(Data entries)
+++

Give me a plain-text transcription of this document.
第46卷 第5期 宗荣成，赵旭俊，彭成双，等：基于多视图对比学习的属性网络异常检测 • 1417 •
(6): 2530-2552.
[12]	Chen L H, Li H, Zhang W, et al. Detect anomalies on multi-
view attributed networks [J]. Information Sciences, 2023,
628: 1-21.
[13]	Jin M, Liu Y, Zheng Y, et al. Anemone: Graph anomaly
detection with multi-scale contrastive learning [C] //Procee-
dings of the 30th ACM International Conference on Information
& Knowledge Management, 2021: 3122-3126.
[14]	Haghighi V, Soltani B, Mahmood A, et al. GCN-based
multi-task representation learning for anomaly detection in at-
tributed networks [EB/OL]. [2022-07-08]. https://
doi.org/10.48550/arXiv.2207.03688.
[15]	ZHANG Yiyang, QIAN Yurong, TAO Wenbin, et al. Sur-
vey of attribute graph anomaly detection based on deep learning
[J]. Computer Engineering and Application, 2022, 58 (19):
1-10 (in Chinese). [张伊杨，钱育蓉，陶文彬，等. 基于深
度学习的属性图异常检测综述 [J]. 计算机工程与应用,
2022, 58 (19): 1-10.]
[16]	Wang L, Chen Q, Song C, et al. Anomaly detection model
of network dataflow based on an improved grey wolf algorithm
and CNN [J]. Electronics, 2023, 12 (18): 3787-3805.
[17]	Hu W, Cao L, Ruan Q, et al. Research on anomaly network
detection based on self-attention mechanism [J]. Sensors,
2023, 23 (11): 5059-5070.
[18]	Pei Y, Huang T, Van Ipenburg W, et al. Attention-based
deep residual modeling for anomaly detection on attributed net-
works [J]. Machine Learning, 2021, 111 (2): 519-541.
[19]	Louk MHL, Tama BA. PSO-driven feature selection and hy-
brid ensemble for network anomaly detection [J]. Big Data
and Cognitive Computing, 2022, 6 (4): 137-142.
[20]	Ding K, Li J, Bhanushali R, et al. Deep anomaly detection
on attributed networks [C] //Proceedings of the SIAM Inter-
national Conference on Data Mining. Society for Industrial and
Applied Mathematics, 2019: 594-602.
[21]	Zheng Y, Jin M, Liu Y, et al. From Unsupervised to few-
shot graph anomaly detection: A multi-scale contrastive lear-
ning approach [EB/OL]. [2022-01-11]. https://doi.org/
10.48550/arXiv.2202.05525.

+++

## Goal
Indicate how many lines of the material contain the string "based", giving the number and nothing more.

## The reply
5